= Data extract =
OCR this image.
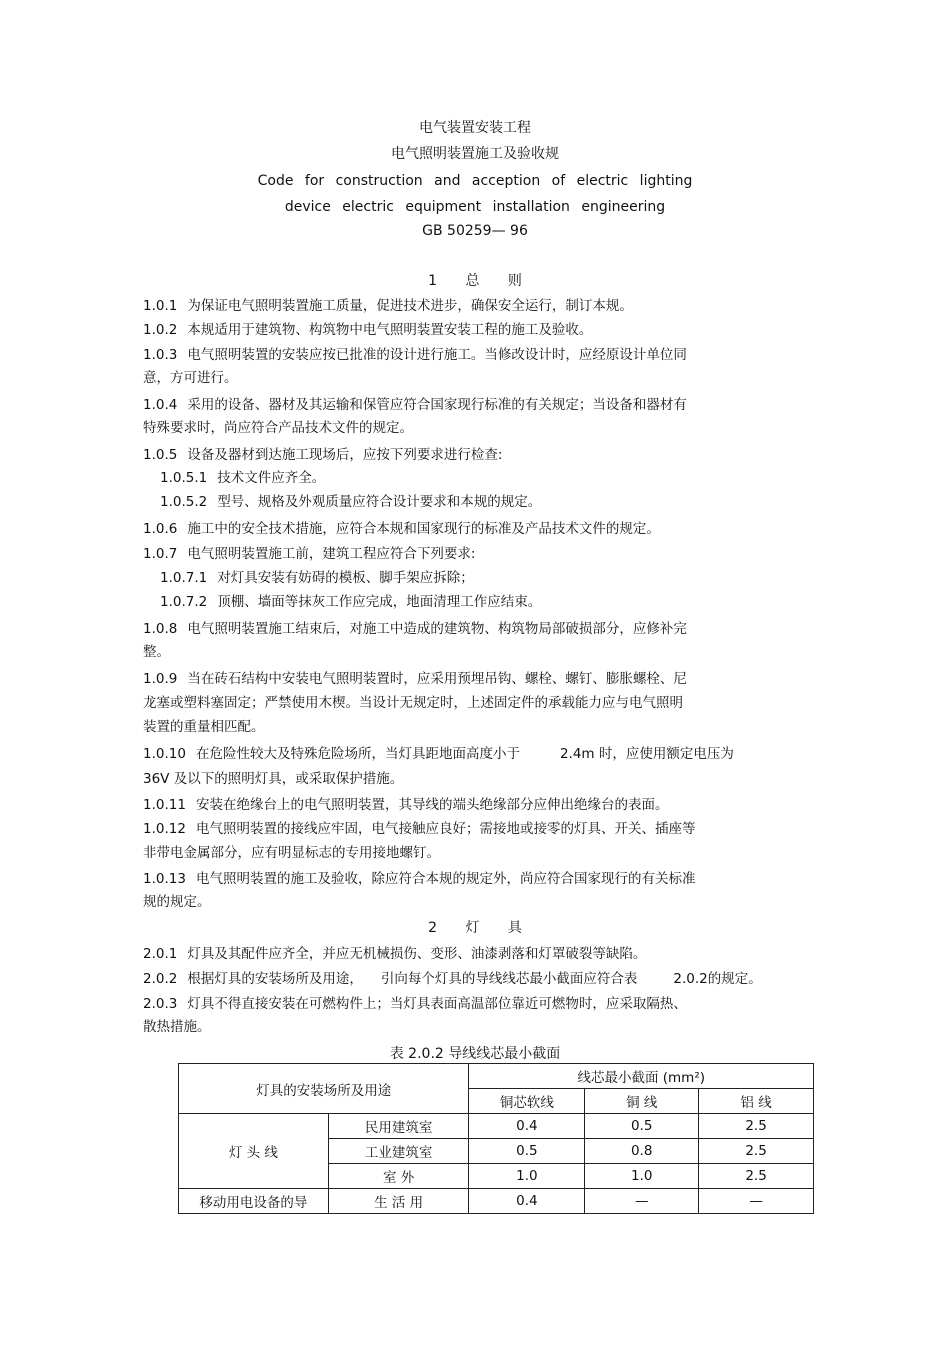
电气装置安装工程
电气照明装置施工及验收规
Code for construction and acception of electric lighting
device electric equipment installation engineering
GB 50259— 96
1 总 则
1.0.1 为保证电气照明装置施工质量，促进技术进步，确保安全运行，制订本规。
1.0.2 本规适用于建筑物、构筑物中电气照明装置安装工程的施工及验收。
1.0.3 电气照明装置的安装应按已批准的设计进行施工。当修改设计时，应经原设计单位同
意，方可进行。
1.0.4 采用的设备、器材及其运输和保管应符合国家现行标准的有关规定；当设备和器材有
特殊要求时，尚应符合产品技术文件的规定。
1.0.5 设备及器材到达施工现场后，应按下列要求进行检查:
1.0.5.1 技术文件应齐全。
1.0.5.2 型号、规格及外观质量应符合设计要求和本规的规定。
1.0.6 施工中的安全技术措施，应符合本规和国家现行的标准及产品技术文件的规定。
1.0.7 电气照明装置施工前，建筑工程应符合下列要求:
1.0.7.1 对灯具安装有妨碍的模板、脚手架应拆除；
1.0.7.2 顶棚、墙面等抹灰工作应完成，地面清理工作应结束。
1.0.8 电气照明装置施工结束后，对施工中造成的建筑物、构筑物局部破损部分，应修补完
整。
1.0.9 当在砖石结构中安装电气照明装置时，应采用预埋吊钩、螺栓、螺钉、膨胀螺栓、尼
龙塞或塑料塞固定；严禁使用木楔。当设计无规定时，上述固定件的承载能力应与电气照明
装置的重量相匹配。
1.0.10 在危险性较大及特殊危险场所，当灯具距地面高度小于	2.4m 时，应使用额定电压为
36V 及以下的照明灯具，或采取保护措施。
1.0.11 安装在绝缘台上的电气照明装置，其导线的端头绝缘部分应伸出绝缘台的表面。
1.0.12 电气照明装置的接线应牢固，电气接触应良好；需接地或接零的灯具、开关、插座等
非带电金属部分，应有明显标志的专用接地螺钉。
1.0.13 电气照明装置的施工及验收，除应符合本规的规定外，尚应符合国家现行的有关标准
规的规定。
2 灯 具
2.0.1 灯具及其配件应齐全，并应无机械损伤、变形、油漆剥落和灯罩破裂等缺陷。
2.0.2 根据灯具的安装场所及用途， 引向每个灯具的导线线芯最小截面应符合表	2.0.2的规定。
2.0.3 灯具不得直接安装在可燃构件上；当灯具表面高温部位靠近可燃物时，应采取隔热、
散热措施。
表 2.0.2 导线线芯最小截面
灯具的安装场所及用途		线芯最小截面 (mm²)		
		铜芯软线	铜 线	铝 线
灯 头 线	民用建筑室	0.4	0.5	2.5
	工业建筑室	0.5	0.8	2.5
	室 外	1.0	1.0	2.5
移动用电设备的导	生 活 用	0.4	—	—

* * *

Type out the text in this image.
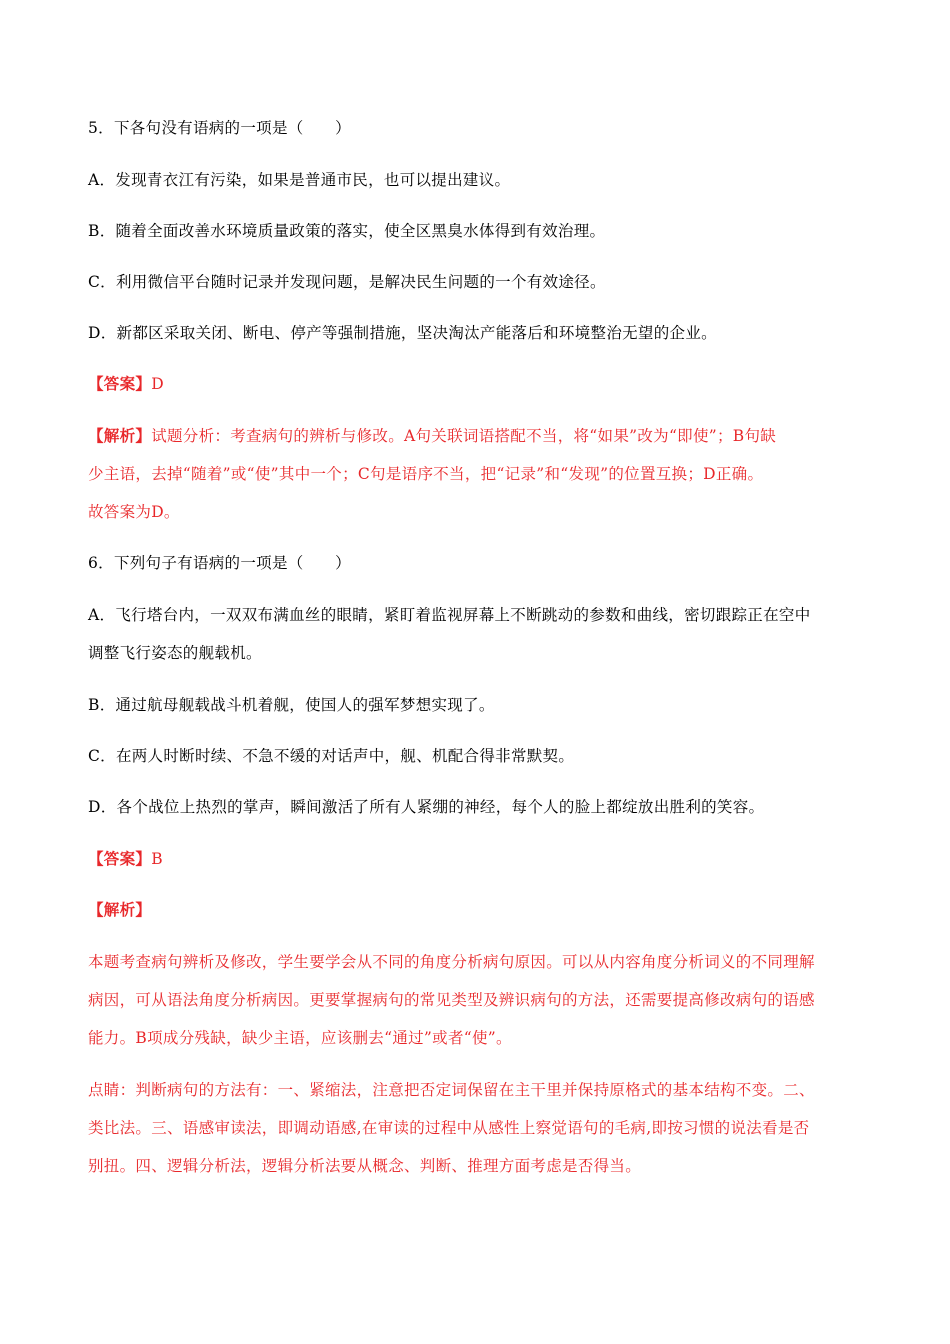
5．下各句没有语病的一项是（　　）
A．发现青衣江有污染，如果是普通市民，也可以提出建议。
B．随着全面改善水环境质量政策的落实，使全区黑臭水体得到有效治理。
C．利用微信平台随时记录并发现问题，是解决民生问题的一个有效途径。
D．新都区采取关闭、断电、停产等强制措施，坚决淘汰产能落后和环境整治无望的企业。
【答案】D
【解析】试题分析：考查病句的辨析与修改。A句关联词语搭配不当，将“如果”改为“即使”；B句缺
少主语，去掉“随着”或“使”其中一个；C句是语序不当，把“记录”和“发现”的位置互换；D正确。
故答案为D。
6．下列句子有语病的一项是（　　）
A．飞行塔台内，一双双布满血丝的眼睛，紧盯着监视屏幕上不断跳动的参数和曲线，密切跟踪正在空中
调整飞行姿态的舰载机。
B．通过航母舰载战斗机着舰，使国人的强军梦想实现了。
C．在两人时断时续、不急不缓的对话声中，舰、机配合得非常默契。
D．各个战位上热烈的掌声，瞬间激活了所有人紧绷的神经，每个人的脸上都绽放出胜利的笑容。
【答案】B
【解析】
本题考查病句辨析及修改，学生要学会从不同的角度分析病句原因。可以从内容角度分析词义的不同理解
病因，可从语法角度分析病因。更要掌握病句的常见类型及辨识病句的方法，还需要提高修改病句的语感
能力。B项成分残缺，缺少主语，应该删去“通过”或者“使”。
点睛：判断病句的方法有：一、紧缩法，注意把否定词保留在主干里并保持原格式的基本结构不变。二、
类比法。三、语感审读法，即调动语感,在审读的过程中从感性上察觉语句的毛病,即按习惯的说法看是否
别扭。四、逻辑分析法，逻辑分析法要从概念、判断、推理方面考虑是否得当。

= The problem =
Wherever the word "electric" occurs in a line of the listing, copy that line.

= Exercise output =
Code for construction and acception of electric lighting
device electric equipment installation engineering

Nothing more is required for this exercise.